TO BE DONE: Reproduce the material in full, exactly as written.

Stored data:
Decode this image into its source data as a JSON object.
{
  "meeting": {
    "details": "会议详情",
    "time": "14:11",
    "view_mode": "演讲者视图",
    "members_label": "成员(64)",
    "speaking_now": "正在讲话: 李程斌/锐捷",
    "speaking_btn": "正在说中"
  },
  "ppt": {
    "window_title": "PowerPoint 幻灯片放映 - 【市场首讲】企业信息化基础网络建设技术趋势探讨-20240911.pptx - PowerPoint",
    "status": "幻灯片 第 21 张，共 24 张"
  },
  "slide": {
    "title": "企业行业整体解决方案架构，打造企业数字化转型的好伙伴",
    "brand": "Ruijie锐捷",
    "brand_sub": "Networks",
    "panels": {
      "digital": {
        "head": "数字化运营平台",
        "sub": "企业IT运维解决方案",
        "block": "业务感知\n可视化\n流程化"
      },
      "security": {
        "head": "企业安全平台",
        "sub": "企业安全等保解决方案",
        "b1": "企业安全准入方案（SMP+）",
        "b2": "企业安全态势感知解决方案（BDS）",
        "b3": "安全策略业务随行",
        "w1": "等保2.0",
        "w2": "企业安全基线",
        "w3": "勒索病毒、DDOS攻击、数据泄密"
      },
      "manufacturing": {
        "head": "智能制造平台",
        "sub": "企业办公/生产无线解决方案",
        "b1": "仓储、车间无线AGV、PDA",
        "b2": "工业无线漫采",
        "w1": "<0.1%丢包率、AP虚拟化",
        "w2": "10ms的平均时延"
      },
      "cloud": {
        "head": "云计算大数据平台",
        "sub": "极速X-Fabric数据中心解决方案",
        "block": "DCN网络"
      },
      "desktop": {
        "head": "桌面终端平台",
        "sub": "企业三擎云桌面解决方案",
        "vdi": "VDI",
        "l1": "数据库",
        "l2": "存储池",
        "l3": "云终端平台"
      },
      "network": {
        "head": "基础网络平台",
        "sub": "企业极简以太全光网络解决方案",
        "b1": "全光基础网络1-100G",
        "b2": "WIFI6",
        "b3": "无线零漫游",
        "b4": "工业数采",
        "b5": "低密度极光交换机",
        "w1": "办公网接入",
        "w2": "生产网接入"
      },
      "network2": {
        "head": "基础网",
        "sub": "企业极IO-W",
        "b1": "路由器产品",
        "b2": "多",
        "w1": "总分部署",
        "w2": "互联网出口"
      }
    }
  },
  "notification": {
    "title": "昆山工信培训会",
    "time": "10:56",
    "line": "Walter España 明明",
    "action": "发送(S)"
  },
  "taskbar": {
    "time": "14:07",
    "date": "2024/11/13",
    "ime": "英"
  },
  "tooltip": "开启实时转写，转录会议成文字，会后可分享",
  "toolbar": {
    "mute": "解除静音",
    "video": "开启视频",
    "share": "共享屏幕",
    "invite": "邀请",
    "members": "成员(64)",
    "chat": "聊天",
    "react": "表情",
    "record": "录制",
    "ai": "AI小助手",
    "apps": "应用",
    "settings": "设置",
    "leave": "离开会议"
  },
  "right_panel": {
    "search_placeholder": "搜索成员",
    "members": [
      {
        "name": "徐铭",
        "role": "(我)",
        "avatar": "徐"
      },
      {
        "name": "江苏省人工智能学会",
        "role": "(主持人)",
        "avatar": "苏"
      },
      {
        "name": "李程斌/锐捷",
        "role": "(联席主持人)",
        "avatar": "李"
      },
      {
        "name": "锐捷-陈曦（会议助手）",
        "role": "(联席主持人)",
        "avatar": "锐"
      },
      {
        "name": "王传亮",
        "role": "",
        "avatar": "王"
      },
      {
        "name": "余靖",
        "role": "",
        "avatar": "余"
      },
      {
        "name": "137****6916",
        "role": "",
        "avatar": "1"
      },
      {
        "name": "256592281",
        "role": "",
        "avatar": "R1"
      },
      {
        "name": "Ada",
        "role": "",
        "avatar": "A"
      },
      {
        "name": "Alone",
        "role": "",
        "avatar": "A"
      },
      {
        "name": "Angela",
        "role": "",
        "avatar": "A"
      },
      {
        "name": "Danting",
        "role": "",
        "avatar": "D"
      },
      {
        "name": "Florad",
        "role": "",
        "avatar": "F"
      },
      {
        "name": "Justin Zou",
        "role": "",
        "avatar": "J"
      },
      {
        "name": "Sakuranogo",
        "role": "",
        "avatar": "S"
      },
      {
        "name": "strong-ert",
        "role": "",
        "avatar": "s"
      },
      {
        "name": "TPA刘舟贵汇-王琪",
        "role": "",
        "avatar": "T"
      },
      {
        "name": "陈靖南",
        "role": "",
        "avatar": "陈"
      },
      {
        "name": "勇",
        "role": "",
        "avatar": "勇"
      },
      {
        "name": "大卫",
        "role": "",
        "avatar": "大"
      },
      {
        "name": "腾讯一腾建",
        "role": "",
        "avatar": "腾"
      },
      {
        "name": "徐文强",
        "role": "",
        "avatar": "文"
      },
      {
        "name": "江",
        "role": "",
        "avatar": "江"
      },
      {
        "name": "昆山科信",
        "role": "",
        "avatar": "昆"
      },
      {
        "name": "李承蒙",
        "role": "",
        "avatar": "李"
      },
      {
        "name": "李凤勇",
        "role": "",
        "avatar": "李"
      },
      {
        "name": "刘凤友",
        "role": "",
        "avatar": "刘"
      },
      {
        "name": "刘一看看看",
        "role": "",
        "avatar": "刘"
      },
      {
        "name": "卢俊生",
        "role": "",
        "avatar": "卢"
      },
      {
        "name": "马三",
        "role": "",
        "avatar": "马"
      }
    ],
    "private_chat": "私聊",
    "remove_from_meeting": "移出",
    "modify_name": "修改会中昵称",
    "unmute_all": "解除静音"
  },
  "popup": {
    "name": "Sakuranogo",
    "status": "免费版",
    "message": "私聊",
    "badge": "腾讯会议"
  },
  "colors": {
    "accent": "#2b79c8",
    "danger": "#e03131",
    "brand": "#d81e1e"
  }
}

IN RESPONSE:
Decode this image into its source data as a JSON object.
{
  "meeting": {
    "details": "会议详情",
    "time": "14:11",
    "view_mode": "演讲者视图",
    "members_label": "成员(64)",
    "speaking_now": "正在讲话: 李程斌/锐捷",
    "speaking_btn": "正在说中"
  },
  "ppt": {
    "window_title": "PowerPoint 幻灯片放映 - 【市场首讲】企业信息化基础网络建设技术趋势探讨-20240911.pptx - PowerPoint",
    "status": "幻灯片 第 21 张，共 24 张"
  },
  "slide": {
    "title": "企业行业整体解决方案架构，打造企业数字化转型的好伙伴",
    "brand": "Ruijie锐捷",
    "brand_sub": "Networks",
    "panels": {
      "digital": {
        "head": "数字化运营平台",
        "sub": "企业IT运维解决方案",
        "block": "业务感知\n可视化\n流程化"
      },
      "security": {
        "head": "企业安全平台",
        "sub": "企业安全等保解决方案",
        "b1": "企业安全准入方案（SMP+）",
        "b2": "企业安全态势感知解决方案（BDS）",
        "b3": "安全策略业务随行",
        "w1": "等保2.0",
        "w2": "企业安全基线",
        "w3": "勒索病毒、DDOS攻击、数据泄密"
      },
      "manufacturing": {
        "head": "智能制造平台",
        "sub": "企业办公/生产无线解决方案",
        "b1": "仓储、车间无线AGV、PDA",
        "b2": "工业无线漫采",
        "w1": "<0.1%丢包率、AP虚拟化",
        "w2": "10ms的平均时延"
      },
      "cloud": {
        "head": "云计算大数据平台",
        "sub": "极速X-Fabric数据中心解决方案",
        "block": "DCN网络"
      },
      "desktop": {
        "head": "桌面终端平台",
        "sub": "企业三擎云桌面解决方案",
        "vdi": "VDI",
        "l1": "数据库",
        "l2": "存储池",
        "l3": "云终端平台"
      },
      "network": {
        "head": "基础网络平台",
        "sub": "企业极简以太全光网络解决方案",
        "b1": "全光基础网络1-100G",
        "b2": "WIFI6",
        "b3": "无线零漫游",
        "b4": "工业数采",
        "b5": "低密度极光交换机",
        "w1": "办公网接入",
        "w2": "生产网接入"
      },
      "network2": {
        "head": "基础网",
        "sub": "企业极IO-W",
        "b1": "路由器产品",
        "b2": "多",
        "w1": "总分部署",
        "w2": "互联网出口"
      }
    }
  },
  "notification": {
    "title": "昆山工信培训会",
    "time": "10:56",
    "line": "Walter España 明明",
    "action": "发送(S)"
  },
  "taskbar": {
    "time": "14:07",
    "date": "2024/11/13",
    "ime": "英"
  },
  "tooltip": "开启实时转写，转录会议成文字，会后可分享",
  "toolbar": {
    "mute": "解除静音",
    "video": "开启视频",
    "share": "共享屏幕",
    "invite": "邀请",
    "members": "成员(64)",
    "chat": "聊天",
    "react": "表情",
    "record": "录制",
    "ai": "AI小助手",
    "apps": "应用",
    "settings": "设置",
    "leave": "离开会议"
  },
  "right_panel": {
    "search_placeholder": "搜索成员",
    "members": [
      {
        "name": "徐铭",
        "role": "(我)",
        "avatar": "徐"
      },
      {
        "name": "江苏省人工智能学会",
        "role": "(主持人)",
        "avatar": "苏"
      },
      {
        "name": "李程斌/锐捷",
        "role": "(联席主持人)",
        "avatar": "李"
      },
      {
        "name": "锐捷-陈曦（会议助手）",
        "role": "(联席主持人)",
        "avatar": "锐"
      },
      {
        "name": "王传亮",
        "role": "",
        "avatar": "王"
      },
      {
        "name": "余靖",
        "role": "",
        "avatar": "余"
      },
      {
        "name": "137****6916",
        "role": "",
        "avatar": "1"
      },
      {
        "name": "256592281",
        "role": "",
        "avatar": "R1"
      },
      {
        "name": "Ada",
        "role": "",
        "avatar": "A"
      },
      {
        "name": "Alone",
        "role": "",
        "avatar": "A"
      },
      {
        "name": "Angela",
        "role": "",
        "avatar": "A"
      },
      {
        "name": "Danting",
        "role": "",
        "avatar": "D"
      },
      {
        "name": "Florad",
        "role": "",
        "avatar": "F"
      },
      {
        "name": "Justin Zou",
        "role": "",
        "avatar": "J"
      },
      {
        "name": "Sakuranogo",
        "role": "",
        "avatar": "S"
      },
      {
        "name": "strong-ert",
        "role": "",
        "avatar": "s"
      },
      {
        "name": "TPA刘舟贵汇-王琪",
        "role": "",
        "avatar": "T"
      },
      {
        "name": "陈靖南",
        "role": "",
        "avatar": "陈"
      },
      {
        "name": "勇",
        "role": "",
        "avatar": "勇"
      },
      {
        "name": "大卫",
        "role": "",
        "avatar": "大"
      },
      {
        "name": "腾讯一腾建",
        "role": "",
        "avatar": "腾"
      },
      {
        "name": "徐文强",
        "role": "",
        "avatar": "文"
      },
      {
        "name": "江",
        "role": "",
        "avatar": "江"
      },
      {
        "name": "昆山科信",
        "role": "",
        "avatar": "昆"
      },
      {
        "name": "李承蒙",
        "role": "",
        "avatar": "李"
      },
      {
        "name": "李凤勇",
        "role": "",
        "avatar": "李"
      },
      {
        "name": "刘凤友",
        "role": "",
        "avatar": "刘"
      },
      {
        "name": "刘一看看看",
        "role": "",
        "avatar": "刘"
      },
      {
        "name": "卢俊生",
        "role": "",
        "avatar": "卢"
      },
      {
        "name": "马三",
        "role": "",
        "avatar": "马"
      }
    ],
    "private_chat": "私聊",
    "remove_from_meeting": "移出",
    "modify_name": "修改会中昵称",
    "unmute_all": "解除静音"
  },
  "popup": {
    "name": "Sakuranogo",
    "status": "免费版",
    "message": "私聊",
    "badge": "腾讯会议"
  },
  "colors": {
    "accent": "#2b79c8",
    "danger": "#e03131",
    "brand": "#d81e1e"
  }
}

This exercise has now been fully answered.